== WHAT IS EXPECTED ==
Pull out every line below holding the word "очікувань".

== SUPPLIED MATERIAL ==
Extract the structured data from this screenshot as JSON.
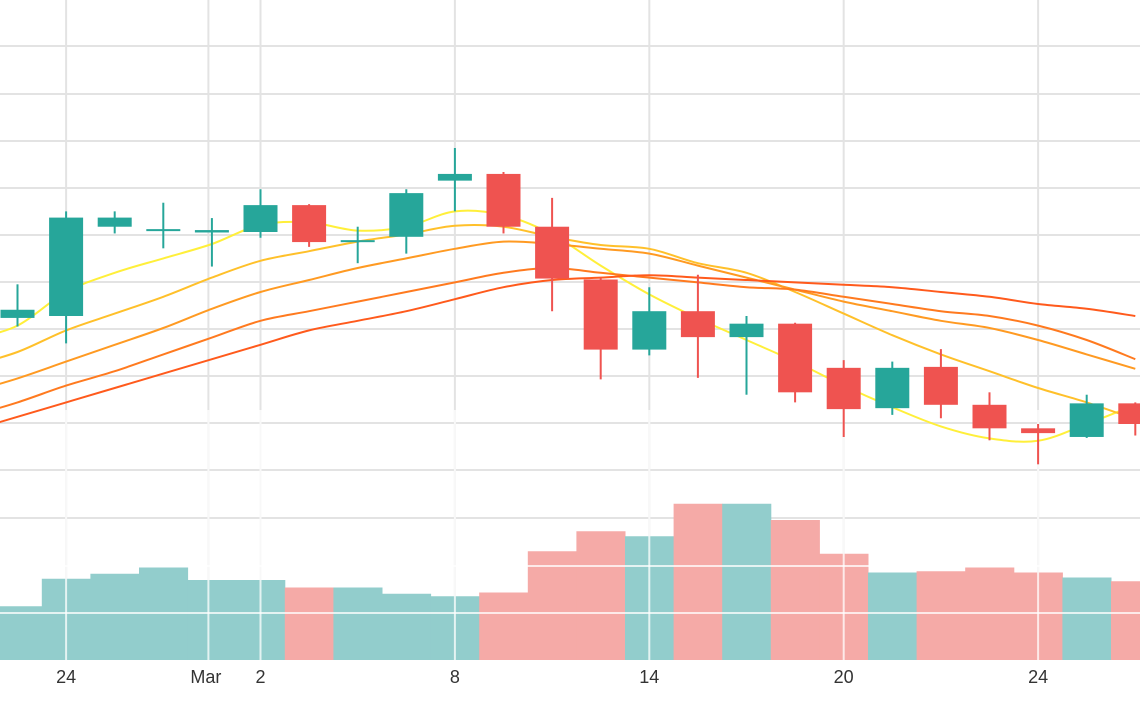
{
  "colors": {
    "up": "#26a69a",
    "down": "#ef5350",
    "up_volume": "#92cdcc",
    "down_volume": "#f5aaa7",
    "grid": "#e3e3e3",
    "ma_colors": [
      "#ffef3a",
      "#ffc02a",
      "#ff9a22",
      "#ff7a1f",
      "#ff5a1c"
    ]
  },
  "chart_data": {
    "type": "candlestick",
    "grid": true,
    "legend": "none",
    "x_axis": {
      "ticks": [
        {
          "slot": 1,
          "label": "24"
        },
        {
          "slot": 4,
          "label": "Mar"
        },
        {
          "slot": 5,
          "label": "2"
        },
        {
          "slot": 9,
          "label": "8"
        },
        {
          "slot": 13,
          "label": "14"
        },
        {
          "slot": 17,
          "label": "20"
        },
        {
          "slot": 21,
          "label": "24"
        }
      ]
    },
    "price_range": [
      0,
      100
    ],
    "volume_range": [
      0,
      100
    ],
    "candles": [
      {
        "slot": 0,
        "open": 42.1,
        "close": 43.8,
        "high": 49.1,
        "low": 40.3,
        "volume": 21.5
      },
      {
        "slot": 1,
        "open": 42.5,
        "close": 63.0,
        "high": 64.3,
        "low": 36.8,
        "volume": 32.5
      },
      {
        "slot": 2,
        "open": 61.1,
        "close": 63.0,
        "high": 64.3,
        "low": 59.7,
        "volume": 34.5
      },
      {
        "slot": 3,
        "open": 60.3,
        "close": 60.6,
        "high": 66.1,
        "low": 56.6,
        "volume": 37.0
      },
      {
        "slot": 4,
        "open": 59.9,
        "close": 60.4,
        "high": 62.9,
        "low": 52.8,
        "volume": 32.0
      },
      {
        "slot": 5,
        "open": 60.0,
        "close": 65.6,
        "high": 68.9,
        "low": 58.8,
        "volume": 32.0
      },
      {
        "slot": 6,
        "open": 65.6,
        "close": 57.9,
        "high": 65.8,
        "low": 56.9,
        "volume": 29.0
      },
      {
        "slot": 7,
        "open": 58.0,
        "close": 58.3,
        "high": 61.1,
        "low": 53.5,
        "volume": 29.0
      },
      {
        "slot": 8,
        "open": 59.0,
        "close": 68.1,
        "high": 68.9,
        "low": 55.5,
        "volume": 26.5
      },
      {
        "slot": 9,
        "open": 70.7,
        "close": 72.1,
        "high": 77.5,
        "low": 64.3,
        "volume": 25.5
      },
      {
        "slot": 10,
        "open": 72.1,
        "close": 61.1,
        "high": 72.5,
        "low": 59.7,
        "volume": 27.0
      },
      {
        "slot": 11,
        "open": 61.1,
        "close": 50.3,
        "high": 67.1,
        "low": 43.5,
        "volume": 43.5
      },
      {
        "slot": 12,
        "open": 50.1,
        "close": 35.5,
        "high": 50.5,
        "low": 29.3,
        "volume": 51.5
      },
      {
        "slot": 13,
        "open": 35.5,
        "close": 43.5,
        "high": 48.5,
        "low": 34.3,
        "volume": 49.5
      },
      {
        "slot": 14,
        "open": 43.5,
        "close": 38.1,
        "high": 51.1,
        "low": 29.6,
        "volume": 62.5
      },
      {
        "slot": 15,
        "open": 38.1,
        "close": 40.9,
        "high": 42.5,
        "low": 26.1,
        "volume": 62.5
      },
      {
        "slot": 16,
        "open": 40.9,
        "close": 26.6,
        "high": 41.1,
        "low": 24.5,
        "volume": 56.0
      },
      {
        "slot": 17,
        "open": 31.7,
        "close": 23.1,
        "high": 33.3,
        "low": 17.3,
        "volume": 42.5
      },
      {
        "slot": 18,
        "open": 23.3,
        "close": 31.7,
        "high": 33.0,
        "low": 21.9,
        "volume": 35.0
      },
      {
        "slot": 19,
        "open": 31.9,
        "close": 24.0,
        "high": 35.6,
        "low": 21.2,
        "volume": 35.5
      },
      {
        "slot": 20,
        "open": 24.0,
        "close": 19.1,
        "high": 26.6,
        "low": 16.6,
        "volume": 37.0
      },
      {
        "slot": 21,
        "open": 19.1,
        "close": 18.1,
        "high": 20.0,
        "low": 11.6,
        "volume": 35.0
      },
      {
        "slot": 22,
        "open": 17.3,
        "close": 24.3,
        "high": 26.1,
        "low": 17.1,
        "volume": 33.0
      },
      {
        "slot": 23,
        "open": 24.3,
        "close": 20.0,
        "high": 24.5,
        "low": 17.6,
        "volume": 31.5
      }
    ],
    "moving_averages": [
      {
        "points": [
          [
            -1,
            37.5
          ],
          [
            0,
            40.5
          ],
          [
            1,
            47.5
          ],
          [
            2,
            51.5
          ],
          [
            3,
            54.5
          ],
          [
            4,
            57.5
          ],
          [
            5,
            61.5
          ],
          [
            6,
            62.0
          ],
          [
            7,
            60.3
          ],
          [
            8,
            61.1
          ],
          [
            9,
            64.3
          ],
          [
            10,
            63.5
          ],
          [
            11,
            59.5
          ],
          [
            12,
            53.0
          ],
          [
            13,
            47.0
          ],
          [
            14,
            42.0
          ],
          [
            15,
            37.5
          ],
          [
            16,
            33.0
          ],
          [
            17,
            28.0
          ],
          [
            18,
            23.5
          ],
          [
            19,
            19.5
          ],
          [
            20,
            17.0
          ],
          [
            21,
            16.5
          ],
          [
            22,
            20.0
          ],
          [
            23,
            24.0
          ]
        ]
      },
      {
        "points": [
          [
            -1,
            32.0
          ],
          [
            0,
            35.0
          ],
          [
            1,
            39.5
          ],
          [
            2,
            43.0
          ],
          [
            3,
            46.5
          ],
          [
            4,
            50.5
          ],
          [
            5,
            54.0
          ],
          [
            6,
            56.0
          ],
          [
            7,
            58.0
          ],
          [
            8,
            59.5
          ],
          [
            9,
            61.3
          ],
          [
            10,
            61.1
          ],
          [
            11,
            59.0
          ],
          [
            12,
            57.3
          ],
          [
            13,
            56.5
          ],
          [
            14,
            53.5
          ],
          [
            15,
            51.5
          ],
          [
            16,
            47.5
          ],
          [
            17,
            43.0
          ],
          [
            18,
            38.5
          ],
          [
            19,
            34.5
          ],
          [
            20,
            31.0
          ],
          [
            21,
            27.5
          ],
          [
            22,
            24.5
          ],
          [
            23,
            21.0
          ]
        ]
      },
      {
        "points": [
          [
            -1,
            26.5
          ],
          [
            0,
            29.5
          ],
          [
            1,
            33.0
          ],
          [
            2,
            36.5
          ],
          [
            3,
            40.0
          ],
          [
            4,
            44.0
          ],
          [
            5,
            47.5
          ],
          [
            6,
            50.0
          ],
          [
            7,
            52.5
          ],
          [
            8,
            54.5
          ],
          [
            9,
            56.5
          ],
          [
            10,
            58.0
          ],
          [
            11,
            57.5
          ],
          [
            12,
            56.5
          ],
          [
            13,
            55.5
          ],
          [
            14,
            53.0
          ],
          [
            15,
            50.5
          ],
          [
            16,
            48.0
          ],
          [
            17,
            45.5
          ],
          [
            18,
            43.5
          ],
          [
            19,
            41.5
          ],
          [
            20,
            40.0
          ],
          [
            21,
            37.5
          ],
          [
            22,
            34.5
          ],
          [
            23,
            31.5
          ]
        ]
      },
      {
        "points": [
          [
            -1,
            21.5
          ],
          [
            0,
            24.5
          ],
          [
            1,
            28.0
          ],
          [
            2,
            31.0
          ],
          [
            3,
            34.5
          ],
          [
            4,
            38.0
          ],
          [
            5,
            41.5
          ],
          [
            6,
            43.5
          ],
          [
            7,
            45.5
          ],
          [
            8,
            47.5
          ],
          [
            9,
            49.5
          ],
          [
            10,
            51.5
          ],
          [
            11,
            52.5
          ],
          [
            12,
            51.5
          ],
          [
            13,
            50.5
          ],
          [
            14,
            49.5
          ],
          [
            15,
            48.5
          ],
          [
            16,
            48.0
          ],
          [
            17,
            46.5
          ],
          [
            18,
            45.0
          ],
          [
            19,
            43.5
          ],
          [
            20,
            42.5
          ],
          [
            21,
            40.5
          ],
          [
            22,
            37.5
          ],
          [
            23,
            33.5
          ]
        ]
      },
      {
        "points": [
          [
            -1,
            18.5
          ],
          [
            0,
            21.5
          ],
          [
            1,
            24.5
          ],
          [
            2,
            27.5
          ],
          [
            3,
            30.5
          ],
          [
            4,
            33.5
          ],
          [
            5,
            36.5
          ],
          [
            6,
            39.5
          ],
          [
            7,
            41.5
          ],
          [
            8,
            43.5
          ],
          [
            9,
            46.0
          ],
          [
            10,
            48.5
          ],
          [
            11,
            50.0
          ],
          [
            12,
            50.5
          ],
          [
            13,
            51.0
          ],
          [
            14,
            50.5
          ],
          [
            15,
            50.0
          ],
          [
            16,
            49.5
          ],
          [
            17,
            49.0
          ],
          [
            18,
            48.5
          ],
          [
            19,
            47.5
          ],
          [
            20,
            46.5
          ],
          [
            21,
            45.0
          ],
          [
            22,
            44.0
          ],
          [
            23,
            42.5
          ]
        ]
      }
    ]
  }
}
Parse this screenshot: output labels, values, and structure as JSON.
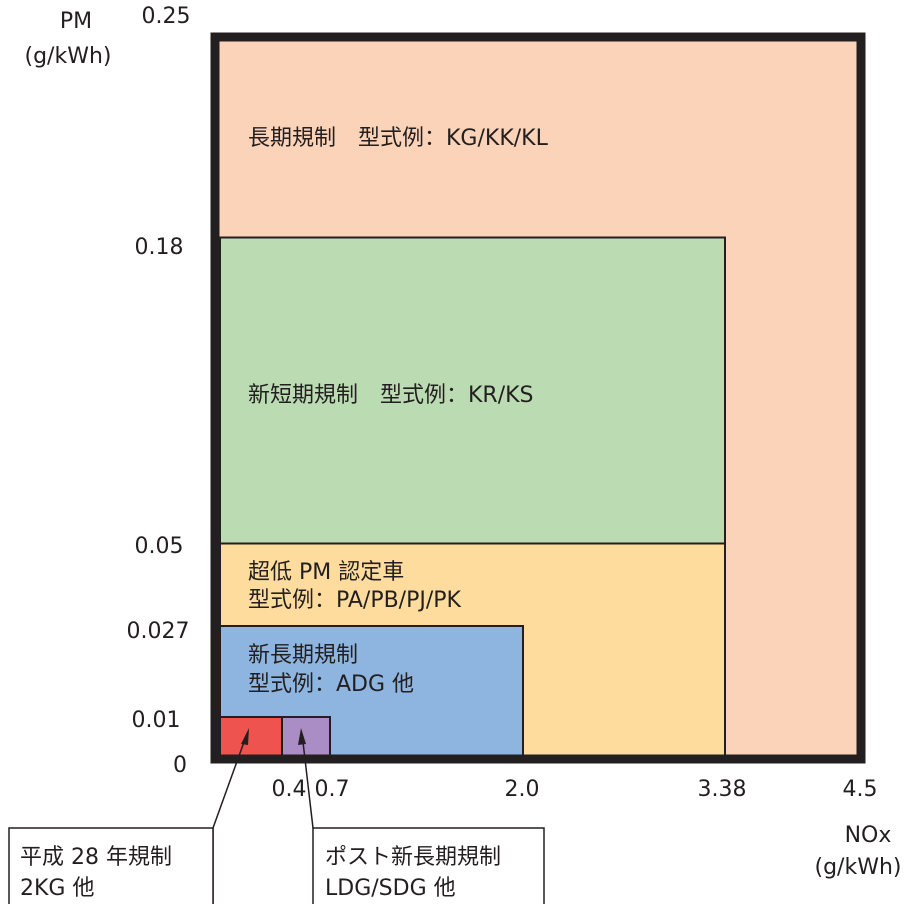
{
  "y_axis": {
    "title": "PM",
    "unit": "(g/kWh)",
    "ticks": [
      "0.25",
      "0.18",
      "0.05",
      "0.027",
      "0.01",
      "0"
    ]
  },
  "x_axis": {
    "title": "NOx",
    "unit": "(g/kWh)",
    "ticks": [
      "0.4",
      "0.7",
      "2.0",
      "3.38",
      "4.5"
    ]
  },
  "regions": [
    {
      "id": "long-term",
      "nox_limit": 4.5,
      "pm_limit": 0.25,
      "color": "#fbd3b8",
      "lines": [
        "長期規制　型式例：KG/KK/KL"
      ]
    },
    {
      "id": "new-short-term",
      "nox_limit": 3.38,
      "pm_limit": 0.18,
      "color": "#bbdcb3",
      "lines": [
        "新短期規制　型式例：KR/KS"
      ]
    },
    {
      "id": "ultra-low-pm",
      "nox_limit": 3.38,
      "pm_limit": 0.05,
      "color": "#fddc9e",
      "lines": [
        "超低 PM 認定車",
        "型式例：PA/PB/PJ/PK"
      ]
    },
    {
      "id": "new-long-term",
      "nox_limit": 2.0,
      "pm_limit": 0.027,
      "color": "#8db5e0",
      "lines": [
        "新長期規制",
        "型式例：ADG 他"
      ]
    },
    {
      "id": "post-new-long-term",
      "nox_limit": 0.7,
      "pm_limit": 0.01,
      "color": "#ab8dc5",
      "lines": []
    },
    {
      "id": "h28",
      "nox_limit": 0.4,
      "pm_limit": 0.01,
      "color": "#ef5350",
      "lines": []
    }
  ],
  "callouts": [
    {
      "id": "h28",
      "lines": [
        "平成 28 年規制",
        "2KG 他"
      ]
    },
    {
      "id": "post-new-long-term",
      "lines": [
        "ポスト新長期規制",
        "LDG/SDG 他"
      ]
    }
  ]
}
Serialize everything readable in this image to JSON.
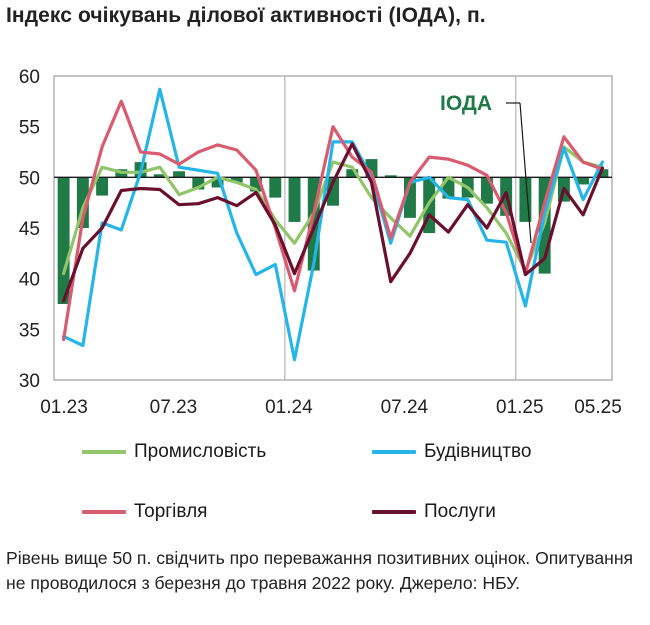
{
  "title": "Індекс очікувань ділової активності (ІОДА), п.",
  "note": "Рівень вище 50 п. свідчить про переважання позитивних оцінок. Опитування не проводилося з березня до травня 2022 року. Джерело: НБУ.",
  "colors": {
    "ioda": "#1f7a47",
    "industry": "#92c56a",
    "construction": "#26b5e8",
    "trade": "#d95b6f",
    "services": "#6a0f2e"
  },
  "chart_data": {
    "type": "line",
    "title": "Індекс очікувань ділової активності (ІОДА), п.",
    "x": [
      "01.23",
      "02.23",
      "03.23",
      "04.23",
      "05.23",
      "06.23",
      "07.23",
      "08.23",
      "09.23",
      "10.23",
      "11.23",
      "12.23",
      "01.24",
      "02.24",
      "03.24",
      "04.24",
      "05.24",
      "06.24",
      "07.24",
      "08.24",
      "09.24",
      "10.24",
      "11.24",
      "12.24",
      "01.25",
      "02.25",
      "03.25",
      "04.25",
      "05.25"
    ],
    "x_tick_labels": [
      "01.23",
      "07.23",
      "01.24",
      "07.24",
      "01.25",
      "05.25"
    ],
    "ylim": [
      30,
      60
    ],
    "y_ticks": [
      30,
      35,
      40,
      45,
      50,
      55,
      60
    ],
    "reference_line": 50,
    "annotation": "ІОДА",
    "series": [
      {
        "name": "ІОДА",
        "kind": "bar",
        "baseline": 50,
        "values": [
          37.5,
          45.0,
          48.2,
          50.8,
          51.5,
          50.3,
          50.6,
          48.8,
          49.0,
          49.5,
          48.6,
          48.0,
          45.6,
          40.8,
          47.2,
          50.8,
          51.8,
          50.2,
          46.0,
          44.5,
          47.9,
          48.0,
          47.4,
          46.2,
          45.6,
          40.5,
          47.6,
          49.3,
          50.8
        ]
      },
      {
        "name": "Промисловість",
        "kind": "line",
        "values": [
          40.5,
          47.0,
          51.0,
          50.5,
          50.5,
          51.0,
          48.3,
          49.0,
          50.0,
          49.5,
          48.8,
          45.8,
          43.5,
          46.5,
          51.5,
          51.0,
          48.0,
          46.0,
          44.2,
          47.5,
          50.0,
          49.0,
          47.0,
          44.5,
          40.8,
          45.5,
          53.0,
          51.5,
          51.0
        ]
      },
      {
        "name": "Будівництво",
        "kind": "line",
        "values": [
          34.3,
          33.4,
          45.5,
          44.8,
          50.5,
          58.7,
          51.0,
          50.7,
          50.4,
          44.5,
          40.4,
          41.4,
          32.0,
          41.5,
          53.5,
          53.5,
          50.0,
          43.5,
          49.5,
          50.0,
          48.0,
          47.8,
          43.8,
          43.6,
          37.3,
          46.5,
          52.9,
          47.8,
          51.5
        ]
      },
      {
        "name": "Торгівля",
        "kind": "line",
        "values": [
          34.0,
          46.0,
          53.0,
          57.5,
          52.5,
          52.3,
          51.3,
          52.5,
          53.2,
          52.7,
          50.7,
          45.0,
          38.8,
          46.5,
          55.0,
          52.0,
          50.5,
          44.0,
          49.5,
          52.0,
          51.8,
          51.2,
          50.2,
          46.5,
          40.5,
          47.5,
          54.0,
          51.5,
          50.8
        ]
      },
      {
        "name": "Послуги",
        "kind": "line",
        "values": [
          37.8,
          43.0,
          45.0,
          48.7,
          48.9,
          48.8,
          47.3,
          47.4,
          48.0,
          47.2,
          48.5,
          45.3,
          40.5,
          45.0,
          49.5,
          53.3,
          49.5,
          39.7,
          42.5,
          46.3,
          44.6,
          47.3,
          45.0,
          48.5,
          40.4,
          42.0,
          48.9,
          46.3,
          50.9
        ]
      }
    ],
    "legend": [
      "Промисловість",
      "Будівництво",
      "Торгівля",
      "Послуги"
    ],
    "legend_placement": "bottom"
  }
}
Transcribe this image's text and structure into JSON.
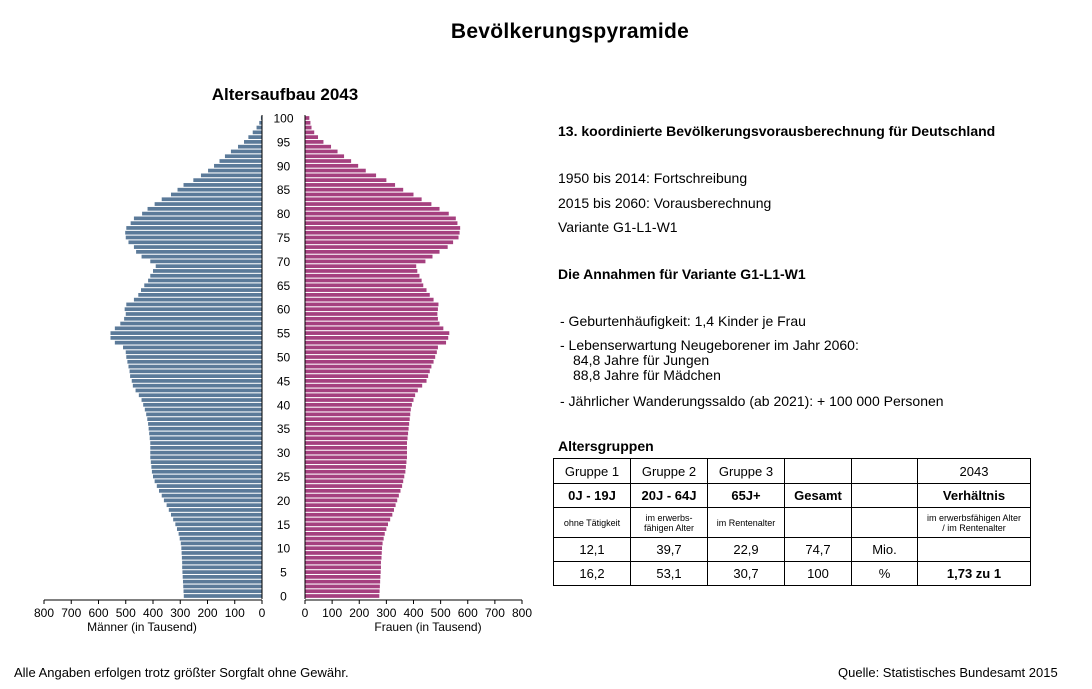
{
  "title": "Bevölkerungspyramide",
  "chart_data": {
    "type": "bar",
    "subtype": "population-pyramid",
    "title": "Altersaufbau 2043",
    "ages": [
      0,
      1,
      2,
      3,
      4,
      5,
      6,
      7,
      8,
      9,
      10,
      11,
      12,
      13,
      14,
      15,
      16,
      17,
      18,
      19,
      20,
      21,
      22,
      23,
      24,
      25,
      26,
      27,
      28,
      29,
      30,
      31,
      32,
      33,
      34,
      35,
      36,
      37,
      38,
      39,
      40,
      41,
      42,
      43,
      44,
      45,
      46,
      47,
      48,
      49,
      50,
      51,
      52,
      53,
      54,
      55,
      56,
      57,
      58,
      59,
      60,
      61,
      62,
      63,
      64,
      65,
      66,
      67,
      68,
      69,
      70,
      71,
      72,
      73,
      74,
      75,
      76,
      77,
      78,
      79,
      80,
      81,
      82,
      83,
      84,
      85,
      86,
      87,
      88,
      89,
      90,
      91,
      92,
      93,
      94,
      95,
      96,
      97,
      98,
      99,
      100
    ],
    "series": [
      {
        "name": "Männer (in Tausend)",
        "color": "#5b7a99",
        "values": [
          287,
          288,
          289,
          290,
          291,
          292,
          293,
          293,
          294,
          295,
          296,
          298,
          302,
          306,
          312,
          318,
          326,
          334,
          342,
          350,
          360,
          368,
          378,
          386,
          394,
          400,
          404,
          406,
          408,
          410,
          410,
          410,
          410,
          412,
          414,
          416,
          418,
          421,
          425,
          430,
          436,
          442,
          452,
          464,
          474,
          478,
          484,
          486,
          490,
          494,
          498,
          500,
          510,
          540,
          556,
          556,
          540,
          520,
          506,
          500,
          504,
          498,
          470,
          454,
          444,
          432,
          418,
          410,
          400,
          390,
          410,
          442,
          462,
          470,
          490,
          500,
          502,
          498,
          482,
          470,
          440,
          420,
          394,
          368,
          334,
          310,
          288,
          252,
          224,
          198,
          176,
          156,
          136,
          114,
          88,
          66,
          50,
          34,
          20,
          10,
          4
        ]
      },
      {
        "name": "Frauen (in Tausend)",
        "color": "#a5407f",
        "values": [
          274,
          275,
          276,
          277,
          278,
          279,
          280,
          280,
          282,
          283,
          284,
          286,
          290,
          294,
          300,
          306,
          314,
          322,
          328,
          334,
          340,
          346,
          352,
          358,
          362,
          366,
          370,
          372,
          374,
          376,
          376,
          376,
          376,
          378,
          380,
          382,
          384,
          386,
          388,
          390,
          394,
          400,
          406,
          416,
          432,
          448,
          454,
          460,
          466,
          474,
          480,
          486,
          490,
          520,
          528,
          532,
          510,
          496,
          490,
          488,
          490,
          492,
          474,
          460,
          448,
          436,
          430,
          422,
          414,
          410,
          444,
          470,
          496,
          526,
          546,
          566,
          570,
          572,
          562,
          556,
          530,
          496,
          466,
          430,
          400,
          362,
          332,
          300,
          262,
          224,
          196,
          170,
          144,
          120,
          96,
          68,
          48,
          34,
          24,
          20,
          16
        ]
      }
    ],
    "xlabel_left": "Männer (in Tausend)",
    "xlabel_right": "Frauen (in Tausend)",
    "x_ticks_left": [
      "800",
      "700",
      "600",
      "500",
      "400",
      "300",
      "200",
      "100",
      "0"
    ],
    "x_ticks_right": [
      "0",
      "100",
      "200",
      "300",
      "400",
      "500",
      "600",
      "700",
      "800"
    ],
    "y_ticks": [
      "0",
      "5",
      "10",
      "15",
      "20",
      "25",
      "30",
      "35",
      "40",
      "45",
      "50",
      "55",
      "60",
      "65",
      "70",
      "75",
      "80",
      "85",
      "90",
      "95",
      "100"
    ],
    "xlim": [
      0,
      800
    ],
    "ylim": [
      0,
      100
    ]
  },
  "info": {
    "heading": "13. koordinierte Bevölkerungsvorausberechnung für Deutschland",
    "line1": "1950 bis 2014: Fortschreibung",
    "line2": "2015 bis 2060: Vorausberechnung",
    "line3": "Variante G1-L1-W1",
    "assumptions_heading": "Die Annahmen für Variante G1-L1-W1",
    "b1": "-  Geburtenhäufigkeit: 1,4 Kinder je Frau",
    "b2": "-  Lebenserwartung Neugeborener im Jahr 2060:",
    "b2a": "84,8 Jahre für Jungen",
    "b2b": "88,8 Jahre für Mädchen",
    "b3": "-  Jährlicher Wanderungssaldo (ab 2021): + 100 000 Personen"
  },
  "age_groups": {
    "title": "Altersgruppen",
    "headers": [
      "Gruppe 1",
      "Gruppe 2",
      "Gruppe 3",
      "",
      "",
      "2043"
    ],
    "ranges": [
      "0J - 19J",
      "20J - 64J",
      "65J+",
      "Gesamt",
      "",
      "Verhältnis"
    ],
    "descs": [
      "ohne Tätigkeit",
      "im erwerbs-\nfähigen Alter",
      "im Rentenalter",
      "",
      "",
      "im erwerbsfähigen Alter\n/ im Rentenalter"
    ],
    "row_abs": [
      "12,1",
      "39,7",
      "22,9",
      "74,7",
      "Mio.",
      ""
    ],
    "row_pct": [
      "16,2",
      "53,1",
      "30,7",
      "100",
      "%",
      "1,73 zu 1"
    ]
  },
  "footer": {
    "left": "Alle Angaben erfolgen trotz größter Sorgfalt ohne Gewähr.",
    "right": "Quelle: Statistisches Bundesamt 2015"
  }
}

== ANSWER TO THE PROBLEM ==
  "title": "Індекс очікувань ділової активності (ІОДА), п.",
    "title": "Індекс очікувань ділової активності (ІОДА), п.",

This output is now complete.